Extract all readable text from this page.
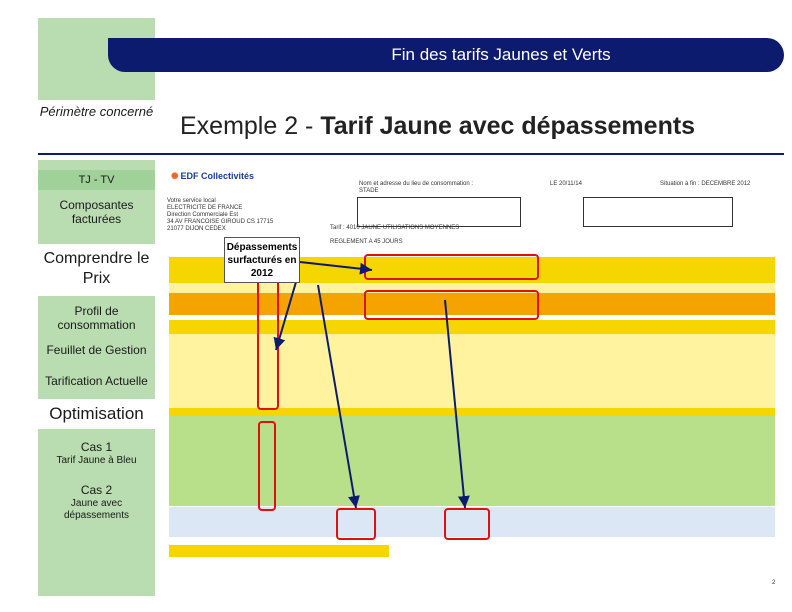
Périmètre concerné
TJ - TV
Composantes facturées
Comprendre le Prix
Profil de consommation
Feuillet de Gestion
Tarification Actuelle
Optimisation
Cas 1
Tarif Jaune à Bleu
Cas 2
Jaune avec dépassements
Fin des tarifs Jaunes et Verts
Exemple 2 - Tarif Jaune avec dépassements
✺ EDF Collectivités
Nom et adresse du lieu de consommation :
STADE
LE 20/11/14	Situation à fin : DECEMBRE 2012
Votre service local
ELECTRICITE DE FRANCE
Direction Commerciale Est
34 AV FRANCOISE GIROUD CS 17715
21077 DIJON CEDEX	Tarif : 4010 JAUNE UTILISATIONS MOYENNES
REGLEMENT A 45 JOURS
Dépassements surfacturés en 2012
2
◇ ◇ ◇ ◇ ◇
Your goal.
Reproduce the whole listing above word for word, but not its pictures.

Answer for this exercise.
Extract all readable text from this page.
Périmètre concerné
TJ - TV
Composantes facturées
Comprendre le Prix
Profil de consommation
Feuillet de Gestion
Tarification Actuelle
Optimisation
Cas 1
Tarif Jaune à Bleu
Cas 2
Jaune avec dépassements
Fin des tarifs Jaunes et Verts
Exemple 2 - Tarif Jaune avec dépassements
✺ EDF Collectivités
Nom et adresse du lieu de consommation :
STADE
LE 20/11/14	Situation à fin : DECEMBRE 2012
Votre service local
ELECTRICITE DE FRANCE
Direction Commerciale Est
34 AV FRANCOISE GIROUD CS 17715
21077 DIJON CEDEX	Tarif : 4010 JAUNE UTILISATIONS MOYENNES
REGLEMENT A 45 JOURS
Dépassements surfacturés en 2012
2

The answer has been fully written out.